___ INPUT DATA
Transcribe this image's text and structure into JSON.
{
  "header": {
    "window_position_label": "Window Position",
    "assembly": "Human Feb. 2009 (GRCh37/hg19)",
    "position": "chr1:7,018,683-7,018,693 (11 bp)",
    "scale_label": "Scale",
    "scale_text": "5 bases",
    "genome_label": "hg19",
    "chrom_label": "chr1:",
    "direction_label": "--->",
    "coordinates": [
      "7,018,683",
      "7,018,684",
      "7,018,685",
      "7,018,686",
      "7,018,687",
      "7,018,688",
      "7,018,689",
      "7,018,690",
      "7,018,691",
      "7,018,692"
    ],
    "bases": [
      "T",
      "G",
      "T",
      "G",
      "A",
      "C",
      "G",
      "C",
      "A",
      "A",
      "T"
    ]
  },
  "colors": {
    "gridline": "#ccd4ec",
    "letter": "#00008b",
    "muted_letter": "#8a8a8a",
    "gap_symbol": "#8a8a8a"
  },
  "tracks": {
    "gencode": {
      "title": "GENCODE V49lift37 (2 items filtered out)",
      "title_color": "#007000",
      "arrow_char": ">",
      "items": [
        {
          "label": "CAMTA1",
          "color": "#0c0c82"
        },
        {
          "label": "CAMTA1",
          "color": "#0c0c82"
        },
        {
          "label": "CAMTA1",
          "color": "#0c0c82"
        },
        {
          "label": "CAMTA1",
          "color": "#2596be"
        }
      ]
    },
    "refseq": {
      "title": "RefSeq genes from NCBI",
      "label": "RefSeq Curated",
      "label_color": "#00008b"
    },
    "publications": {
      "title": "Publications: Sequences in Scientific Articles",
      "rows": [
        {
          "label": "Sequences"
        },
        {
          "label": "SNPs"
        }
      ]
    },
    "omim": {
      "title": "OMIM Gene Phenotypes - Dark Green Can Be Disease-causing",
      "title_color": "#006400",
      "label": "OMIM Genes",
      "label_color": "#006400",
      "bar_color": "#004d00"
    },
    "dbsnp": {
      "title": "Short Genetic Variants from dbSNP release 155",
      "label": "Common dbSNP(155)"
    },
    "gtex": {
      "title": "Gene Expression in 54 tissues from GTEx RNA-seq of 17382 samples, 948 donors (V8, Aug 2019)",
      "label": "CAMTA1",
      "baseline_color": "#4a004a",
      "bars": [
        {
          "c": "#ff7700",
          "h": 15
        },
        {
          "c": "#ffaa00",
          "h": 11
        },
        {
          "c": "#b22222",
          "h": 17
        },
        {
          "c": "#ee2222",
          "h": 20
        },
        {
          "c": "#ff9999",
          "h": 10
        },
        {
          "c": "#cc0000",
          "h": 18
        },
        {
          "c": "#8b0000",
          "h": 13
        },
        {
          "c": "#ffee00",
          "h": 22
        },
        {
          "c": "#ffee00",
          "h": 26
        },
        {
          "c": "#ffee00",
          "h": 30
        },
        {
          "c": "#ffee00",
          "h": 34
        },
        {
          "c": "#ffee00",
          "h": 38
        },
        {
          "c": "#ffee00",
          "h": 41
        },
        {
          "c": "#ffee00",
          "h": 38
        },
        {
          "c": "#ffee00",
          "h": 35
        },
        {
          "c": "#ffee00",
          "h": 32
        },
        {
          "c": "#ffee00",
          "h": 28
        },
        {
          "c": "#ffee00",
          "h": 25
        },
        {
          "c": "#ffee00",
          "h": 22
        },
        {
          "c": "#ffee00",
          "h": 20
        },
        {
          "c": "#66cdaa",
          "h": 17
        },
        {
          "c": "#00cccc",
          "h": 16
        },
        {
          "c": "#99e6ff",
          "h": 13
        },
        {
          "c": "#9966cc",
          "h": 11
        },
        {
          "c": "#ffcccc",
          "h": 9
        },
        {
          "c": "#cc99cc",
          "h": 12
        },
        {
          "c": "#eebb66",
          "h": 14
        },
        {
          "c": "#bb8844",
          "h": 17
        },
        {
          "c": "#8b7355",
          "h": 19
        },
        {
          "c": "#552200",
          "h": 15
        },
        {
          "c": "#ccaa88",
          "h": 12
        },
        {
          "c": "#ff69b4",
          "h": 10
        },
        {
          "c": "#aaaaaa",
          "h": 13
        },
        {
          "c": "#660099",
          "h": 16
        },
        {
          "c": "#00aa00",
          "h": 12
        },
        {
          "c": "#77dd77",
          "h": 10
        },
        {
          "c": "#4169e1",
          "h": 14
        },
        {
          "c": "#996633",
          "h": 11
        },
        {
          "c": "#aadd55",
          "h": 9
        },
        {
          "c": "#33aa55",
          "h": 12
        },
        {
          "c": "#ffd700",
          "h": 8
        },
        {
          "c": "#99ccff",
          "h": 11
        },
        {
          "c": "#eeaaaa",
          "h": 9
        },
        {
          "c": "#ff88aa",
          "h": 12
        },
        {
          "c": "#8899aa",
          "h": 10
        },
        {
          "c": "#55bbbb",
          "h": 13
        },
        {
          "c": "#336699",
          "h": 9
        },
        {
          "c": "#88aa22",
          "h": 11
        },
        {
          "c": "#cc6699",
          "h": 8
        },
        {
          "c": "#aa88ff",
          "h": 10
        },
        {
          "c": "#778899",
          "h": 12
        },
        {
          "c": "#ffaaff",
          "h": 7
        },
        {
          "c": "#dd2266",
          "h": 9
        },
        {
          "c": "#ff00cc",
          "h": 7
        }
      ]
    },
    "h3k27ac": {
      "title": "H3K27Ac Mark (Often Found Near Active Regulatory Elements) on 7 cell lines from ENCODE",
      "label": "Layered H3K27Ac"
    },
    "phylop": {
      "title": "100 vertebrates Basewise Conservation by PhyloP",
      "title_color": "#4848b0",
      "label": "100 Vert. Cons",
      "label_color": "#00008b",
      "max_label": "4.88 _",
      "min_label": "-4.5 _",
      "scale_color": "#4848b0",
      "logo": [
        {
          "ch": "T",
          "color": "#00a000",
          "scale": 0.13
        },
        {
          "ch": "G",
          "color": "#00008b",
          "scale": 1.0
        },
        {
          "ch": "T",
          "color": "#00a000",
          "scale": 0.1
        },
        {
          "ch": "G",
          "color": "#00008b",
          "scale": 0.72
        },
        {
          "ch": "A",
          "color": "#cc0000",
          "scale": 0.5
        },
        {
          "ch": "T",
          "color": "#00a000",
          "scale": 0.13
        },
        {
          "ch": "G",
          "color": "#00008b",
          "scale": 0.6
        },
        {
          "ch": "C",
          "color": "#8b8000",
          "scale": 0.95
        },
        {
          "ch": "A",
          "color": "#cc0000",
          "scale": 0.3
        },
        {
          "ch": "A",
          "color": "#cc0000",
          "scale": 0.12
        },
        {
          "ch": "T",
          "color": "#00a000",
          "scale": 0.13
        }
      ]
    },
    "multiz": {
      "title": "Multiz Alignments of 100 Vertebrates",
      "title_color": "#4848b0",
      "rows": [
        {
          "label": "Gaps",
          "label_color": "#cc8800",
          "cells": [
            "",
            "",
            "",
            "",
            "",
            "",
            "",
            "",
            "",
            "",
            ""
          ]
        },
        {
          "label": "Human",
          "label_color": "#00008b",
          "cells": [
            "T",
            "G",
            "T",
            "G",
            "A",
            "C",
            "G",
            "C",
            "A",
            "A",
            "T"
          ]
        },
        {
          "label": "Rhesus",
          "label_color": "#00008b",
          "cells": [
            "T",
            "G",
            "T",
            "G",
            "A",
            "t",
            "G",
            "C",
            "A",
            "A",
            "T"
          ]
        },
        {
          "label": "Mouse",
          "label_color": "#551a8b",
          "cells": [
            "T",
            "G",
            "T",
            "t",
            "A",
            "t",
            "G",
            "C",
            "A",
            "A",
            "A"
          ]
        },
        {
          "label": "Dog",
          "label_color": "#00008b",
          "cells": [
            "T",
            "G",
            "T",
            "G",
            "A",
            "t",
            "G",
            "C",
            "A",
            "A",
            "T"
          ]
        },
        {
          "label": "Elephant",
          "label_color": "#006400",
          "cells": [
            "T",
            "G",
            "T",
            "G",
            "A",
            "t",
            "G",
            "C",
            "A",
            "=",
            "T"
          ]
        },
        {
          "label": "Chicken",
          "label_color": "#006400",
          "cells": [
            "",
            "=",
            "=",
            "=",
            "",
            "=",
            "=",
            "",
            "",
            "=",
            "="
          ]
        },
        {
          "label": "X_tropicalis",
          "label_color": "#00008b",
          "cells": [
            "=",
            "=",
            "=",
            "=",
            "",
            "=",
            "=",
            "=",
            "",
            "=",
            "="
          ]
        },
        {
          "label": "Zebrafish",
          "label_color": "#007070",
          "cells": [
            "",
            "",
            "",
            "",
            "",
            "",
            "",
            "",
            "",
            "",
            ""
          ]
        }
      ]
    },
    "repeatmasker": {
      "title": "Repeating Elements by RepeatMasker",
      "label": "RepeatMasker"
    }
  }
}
______
_AIM OF THE TASK_
Extract all lines of the records above that include "Sequences".

_REPLY TO THE TASK_
      "title": "Publications: Sequences in Scientific Articles",
          "label": "Sequences"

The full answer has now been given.